■ Excerpts from a layout annotation set:
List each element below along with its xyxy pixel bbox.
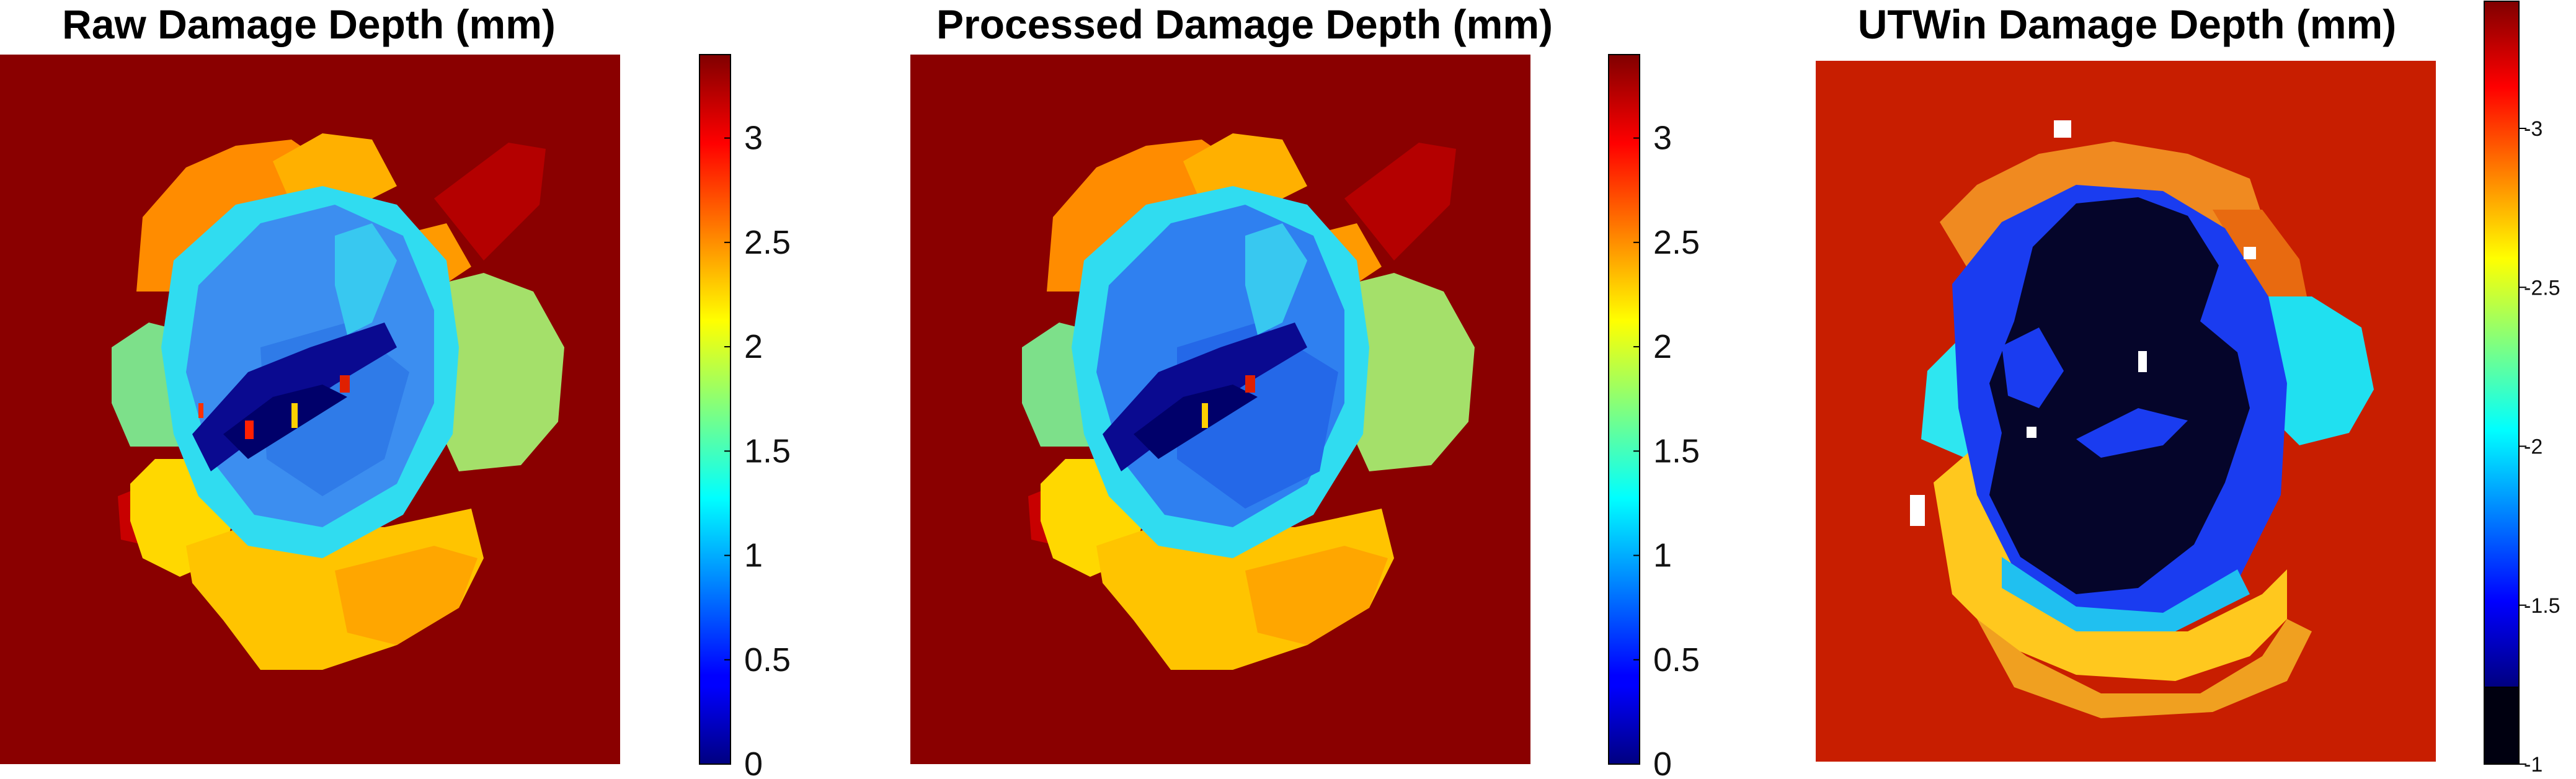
- region-inner-streak: [1245, 223, 1307, 335]
- region-orange-bottom: [1977, 619, 2312, 718]
- colorbar-gradient: [699, 54, 731, 765]
- colorbar-tick-label: -2: [2524, 435, 2543, 459]
- colorbar-tick-label: -2.5: [2524, 276, 2560, 300]
- region-black-core: [1989, 197, 2250, 594]
- colorbar-tick-label: 2.5: [1653, 224, 1700, 261]
- colorbar-gradient: [1608, 54, 1640, 765]
- region-red-fleck: [245, 421, 254, 439]
- colorbar-tick-label: 3: [744, 120, 763, 157]
- region-right-lobe: [428, 273, 564, 471]
- region-white-speck: [2054, 120, 2071, 138]
- colorbar-tick-label: -1.5: [2524, 594, 2560, 618]
- region-red-fin: [1344, 143, 1456, 260]
- colorbar-tick-label: 3: [1653, 120, 1672, 157]
- region-inner-streak: [335, 223, 397, 335]
- colorbar-tick-label: 0.5: [1653, 641, 1700, 679]
- colorbar-tick-label: 1.5: [1653, 432, 1700, 470]
- region-red-fleck: [1245, 375, 1255, 393]
- region-dark-streak-core: [223, 385, 347, 459]
- heatmap-raw: [0, 55, 620, 764]
- colorbar-tick-label: -1: [2524, 753, 2543, 777]
- title-utwin: UTWin Damage Depth (mm): [1858, 1, 2396, 47]
- heatmap-utwin: [1816, 61, 2436, 762]
- region-blue-band-inner: [2076, 408, 2188, 458]
- region-dark-streak-core: [1134, 385, 1258, 459]
- title-raw: Raw Damage Depth (mm): [62, 1, 556, 47]
- panel-utwin-damage-depth: UTWin Damage Depth (mm): [1816, 1, 2560, 777]
- colorbar-tick-label: 2.5: [744, 224, 791, 261]
- region-cyan-band: [2002, 557, 2250, 631]
- colorbar-black-band: [2484, 687, 2520, 765]
- colorbar-tick-label: 1: [1653, 537, 1672, 574]
- colorbar-ticks: 0 0.5 1 1.5 2 2.5 3: [1633, 120, 1700, 779]
- heatmap-processed: [910, 55, 1530, 764]
- region-yellow-fleck: [291, 403, 298, 428]
- panel-raw-damage-depth: Raw Damage Depth (mm): [0, 1, 791, 779]
- colorbar-tick-label: 2: [1653, 328, 1672, 365]
- colorbar-tick-label: 0: [744, 746, 763, 779]
- colorbar-tick-label: 0.5: [744, 641, 791, 679]
- colorbar-tick-label: 0: [1653, 746, 1672, 779]
- colorbar-utwin: -1 -1.5 -2 -2.5 -3: [2484, 1, 2560, 777]
- region-cyan-lobe-right: [2262, 296, 2374, 445]
- region-white-speck: [2027, 427, 2036, 438]
- title-processed: Processed Damage Depth (mm): [936, 1, 1553, 47]
- region-white-speck: [1910, 495, 1925, 526]
- region-right-lobe: [1338, 273, 1475, 471]
- panel-processed-damage-depth: Processed Damage Depth (mm) 00.511.522.: [910, 1, 1700, 779]
- region-red-fin: [434, 143, 546, 260]
- region-blue-band-inner: [2002, 327, 2064, 408]
- region-white-speck: [2138, 351, 2147, 372]
- colorbar-processed: 0 0.5 1 1.5 2 2.5 3: [1608, 54, 1700, 779]
- region-bottom-lobe-orange: [1245, 546, 1388, 645]
- region-bottom-lobe-orange: [335, 546, 477, 645]
- region-yellow-edge: [1934, 445, 2287, 681]
- region-red-fleck: [198, 403, 203, 418]
- colorbar-tick-label: 1.5: [744, 432, 791, 470]
- colorbar-gradient: [2484, 1, 2520, 688]
- colorbar-tick-label: 1: [744, 537, 763, 574]
- region-white-speck: [2244, 247, 2256, 259]
- colorbar-ticks: 0 0.5 1 1.5 2 2.5 3: [724, 120, 791, 779]
- region-yellow-fleck: [1202, 403, 1208, 428]
- colorbar-tick-label: -3: [2524, 117, 2543, 141]
- colorbar-raw: 0 0.5 1 1.5 2 2.5 3: [699, 54, 791, 779]
- colorbar-ticks: -1 -1.5 -2 -2.5 -3: [2519, 117, 2560, 777]
- colorbar-tick-label: 2: [744, 328, 763, 365]
- region-red-fleck: [340, 375, 350, 393]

■ Task instructions: Transcribe every line of the rows above verbatim, leaving out the pictures.

■ Result:
List each element below along with its xyxy pixel bbox.
- region-inner-streak: [1245, 223, 1307, 335]
- region-orange-bottom: [1977, 619, 2312, 718]
- colorbar-gradient: [699, 54, 731, 765]
- colorbar-tick-label: -2: [2524, 435, 2543, 459]
- colorbar-tick-label: -2.5: [2524, 276, 2560, 300]
- region-black-core: [1989, 197, 2250, 594]
- colorbar-tick-label: 2.5: [1653, 224, 1700, 261]
- colorbar-gradient: [1608, 54, 1640, 765]
- region-red-fleck: [245, 421, 254, 439]
- colorbar-tick-label: 3: [744, 120, 763, 157]
- region-right-lobe: [428, 273, 564, 471]
- region-white-speck: [2054, 120, 2071, 138]
- colorbar-tick-label: -1.5: [2524, 594, 2560, 618]
- region-red-fin: [1344, 143, 1456, 260]
- colorbar-tick-label: 3: [1653, 120, 1672, 157]
- region-inner-streak: [335, 223, 397, 335]
- colorbar-tick-label: 0.5: [1653, 641, 1700, 679]
- colorbar-tick-label: 1.5: [1653, 432, 1700, 470]
- region-red-fleck: [1245, 375, 1255, 393]
- region-dark-streak-core: [223, 385, 347, 459]
- heatmap-raw: [0, 55, 620, 764]
- colorbar-tick-label: -1: [2524, 753, 2543, 777]
- title-utwin: UTWin Damage Depth (mm): [1858, 1, 2396, 47]
- heatmap-utwin: [1816, 61, 2436, 762]
- region-blue-band-inner: [2076, 408, 2188, 458]
- region-dark-streak-core: [1134, 385, 1258, 459]
- title-raw: Raw Damage Depth (mm): [62, 1, 556, 47]
- panel-utwin-damage-depth: UTWin Damage Depth (mm): [1816, 1, 2560, 777]
- colorbar-tick-label: 2.5: [744, 224, 791, 261]
- region-cyan-band: [2002, 557, 2250, 631]
- colorbar-black-band: [2484, 687, 2520, 765]
- colorbar-tick-label: 1: [1653, 537, 1672, 574]
- colorbar-ticks: 0 0.5 1 1.5 2 2.5 3: [1633, 120, 1700, 779]
- heatmap-processed: [910, 55, 1530, 764]
- region-yellow-fleck: [291, 403, 298, 428]
- panel-raw-damage-depth: Raw Damage Depth (mm): [0, 1, 791, 779]
- colorbar-tick-label: 2: [1653, 328, 1672, 365]
- colorbar-tick-label: 0: [744, 746, 763, 779]
- colorbar-tick-label: 0.5: [744, 641, 791, 679]
- colorbar-tick-label: 0: [1653, 746, 1672, 779]
- colorbar-utwin: -1 -1.5 -2 -2.5 -3: [2484, 1, 2560, 777]
- region-cyan-lobe-right: [2262, 296, 2374, 445]
- region-white-speck: [2027, 427, 2036, 438]
- title-processed: Processed Damage Depth (mm): [936, 1, 1553, 47]
- region-white-speck: [1910, 495, 1925, 526]
- region-right-lobe: [1338, 273, 1475, 471]
- panel-processed-damage-depth: Processed Damage Depth (mm) 00.511.522.: [910, 1, 1700, 779]
- region-red-fin: [434, 143, 546, 260]
- region-blue-band-inner: [2002, 327, 2064, 408]
- region-white-speck: [2138, 351, 2147, 372]
- colorbar-processed: 0 0.5 1 1.5 2 2.5 3: [1608, 54, 1700, 779]
- region-bottom-lobe-orange: [1245, 546, 1388, 645]
- region-bottom-lobe-orange: [335, 546, 477, 645]
- region-yellow-edge: [1934, 445, 2287, 681]
- region-red-fleck: [198, 403, 203, 418]
- colorbar-tick-label: 1.5: [744, 432, 791, 470]
- colorbar-gradient: [2484, 1, 2520, 688]
- colorbar-tick-label: 1: [744, 537, 763, 574]
- region-white-speck: [2244, 247, 2256, 259]
- colorbar-ticks: 0 0.5 1 1.5 2 2.5 3: [724, 120, 791, 779]
- region-yellow-fleck: [1202, 403, 1208, 428]
- colorbar-tick-label: -3: [2524, 117, 2543, 141]
- colorbar-raw: 0 0.5 1 1.5 2 2.5 3: [699, 54, 791, 779]
- colorbar-ticks: -1 -1.5 -2 -2.5 -3: [2519, 117, 2560, 777]
- colorbar-tick-label: 2: [744, 328, 763, 365]
- region-red-fleck: [340, 375, 350, 393]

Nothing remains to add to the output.